Dataset items
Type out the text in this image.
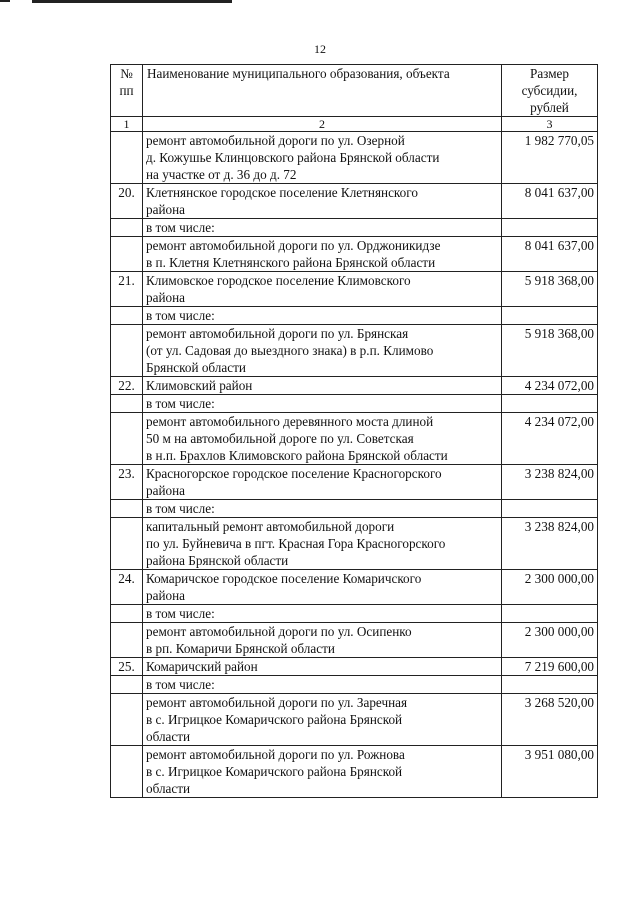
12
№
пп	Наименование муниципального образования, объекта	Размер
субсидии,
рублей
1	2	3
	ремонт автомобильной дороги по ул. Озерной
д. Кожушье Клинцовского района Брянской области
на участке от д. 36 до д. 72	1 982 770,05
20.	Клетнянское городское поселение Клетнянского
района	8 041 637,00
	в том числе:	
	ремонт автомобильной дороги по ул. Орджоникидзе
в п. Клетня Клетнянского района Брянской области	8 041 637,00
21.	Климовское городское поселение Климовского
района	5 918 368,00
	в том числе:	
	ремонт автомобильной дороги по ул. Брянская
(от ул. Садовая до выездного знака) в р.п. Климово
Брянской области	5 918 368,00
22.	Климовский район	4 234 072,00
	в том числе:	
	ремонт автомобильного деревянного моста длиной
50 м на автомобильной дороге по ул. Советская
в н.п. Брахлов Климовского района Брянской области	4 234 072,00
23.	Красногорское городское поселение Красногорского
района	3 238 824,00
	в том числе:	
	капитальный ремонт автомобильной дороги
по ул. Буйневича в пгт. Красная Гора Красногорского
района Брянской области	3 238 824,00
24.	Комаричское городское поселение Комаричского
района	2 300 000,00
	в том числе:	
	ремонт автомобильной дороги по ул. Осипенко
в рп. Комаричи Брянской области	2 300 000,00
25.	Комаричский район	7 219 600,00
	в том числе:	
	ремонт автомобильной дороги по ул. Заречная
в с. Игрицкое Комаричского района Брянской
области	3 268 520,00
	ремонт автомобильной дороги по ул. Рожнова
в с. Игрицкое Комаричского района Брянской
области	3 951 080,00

* * *

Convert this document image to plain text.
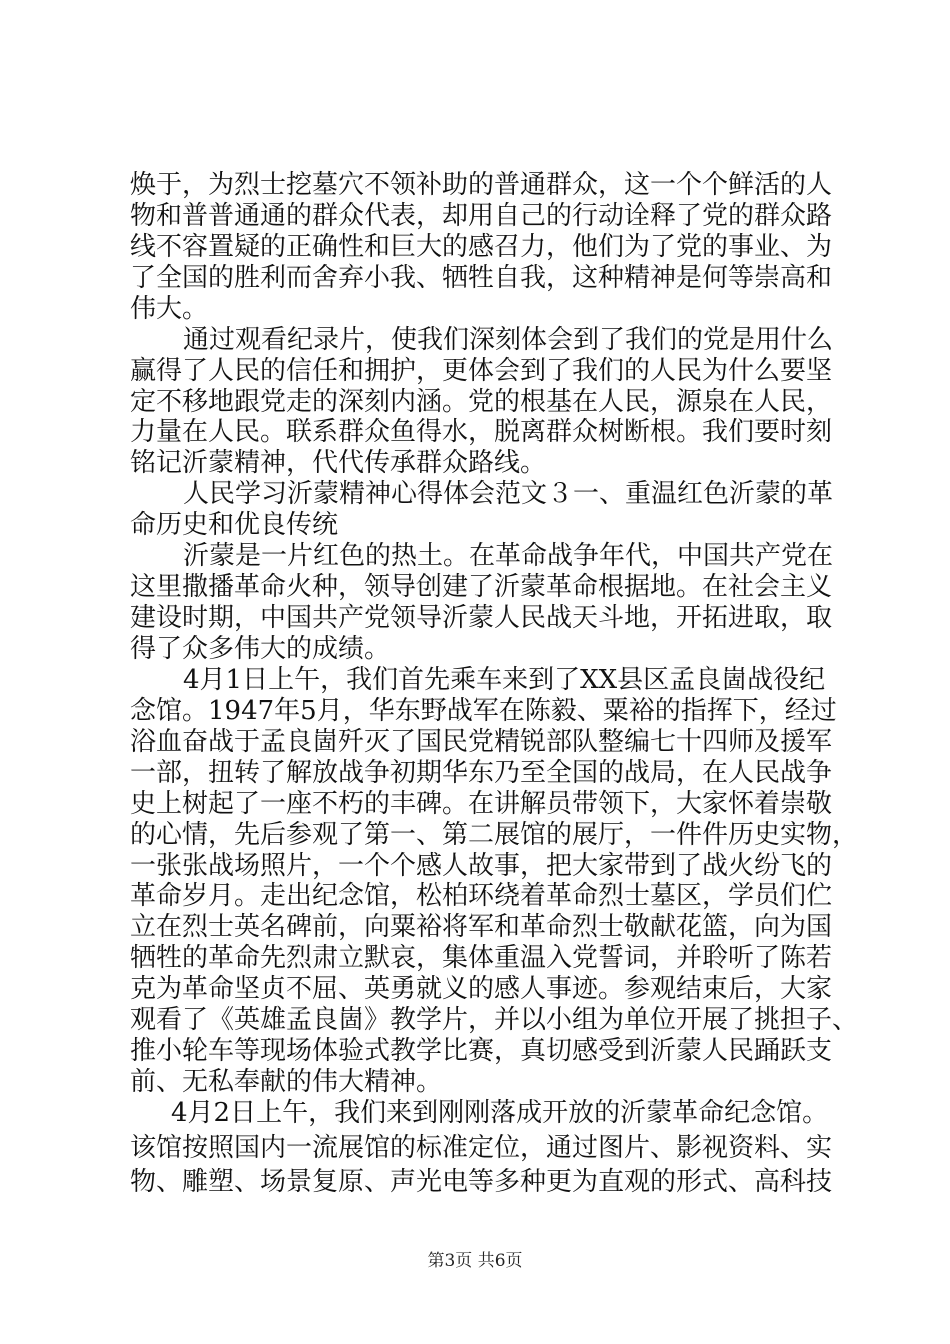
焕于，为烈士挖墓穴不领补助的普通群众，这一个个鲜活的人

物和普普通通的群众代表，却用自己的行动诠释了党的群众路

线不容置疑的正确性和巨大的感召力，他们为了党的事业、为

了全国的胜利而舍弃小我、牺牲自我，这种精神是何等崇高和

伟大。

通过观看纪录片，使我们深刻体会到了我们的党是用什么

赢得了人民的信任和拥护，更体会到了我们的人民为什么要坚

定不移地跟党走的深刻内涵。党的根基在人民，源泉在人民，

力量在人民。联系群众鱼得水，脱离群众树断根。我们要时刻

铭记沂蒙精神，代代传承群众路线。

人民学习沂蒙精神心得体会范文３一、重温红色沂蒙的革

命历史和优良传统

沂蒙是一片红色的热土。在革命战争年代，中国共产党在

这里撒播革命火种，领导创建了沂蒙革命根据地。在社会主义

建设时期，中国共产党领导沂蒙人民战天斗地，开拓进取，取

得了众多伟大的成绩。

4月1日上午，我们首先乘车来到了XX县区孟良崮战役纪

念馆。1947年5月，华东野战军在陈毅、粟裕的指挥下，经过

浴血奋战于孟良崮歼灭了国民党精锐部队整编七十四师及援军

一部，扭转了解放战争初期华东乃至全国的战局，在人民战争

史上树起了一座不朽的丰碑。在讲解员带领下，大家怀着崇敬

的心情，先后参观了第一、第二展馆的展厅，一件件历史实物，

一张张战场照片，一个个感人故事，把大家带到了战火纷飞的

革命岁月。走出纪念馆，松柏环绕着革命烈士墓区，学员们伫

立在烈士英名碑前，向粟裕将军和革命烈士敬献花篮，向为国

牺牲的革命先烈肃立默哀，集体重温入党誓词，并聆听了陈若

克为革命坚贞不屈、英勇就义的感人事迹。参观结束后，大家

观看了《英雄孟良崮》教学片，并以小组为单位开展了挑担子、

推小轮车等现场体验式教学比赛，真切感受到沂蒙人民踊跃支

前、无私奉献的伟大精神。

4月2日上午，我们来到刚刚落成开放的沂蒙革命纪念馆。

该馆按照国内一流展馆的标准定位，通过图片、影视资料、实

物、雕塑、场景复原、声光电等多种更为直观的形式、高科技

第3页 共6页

> **What to produce**
The answer must consist solely of the number of lines in the entries that contain the word "дороги".

> **Result of this task**
7